Your task is to transcribe all of the data below exactly, omitting the images.

___ Material

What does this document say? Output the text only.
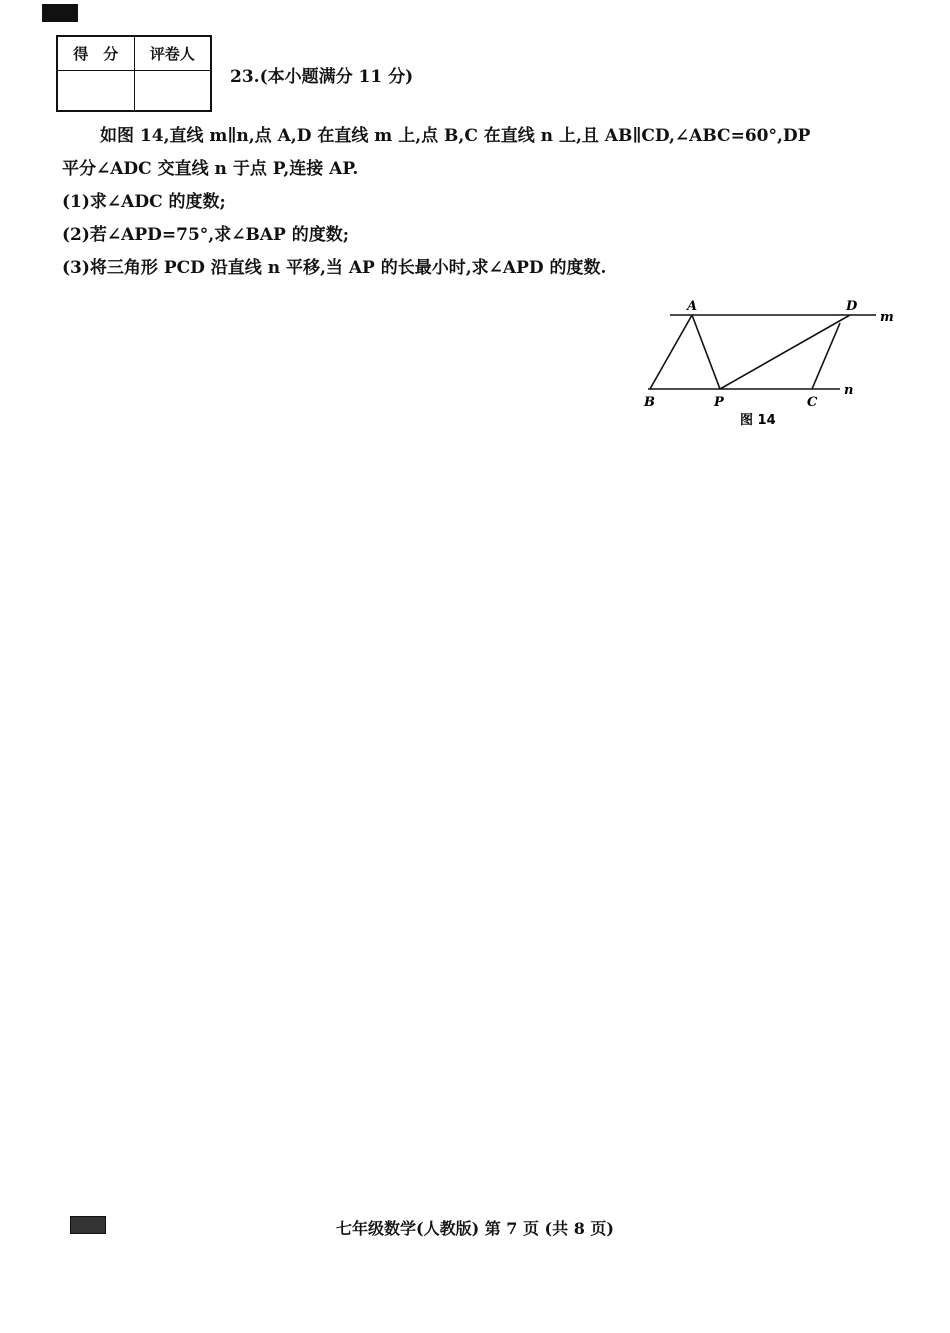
得　分	评卷人

23.(本小题满分 11 分)

如图 14,直线 m∥n,点 A,D 在直线 m 上,点 B,C 在直线 n 上,且 AB∥CD,∠ABC=60°,DP

平分∠ADC 交直线 n 于点 P,连接 AP.

(1)求∠ADC 的度数;

(2)若∠APD=75°,求∠BAP 的度数;

(3)将三角形 PCD 沿直线 n 平移,当 AP 的长最小时,求∠APD 的度数.

A	D
m
B	P	C
n
图 14
七年级数学(人教版) 第 7 页 (共 8 页)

______

**Solution for this exercise**
What does this document say? Output the text only.
得　分	评卷人

23.(本小题满分 11 分)

如图 14,直线 m∥n,点 A,D 在直线 m 上,点 B,C 在直线 n 上,且 AB∥CD,∠ABC=60°,DP

平分∠ADC 交直线 n 于点 P,连接 AP.

(1)求∠ADC 的度数;

(2)若∠APD=75°,求∠BAP 的度数;

(3)将三角形 PCD 沿直线 n 平移,当 AP 的长最小时,求∠APD 的度数.

A	D
m
B	P	C
n
图 14
七年级数学(人教版) 第 7 页 (共 8 页)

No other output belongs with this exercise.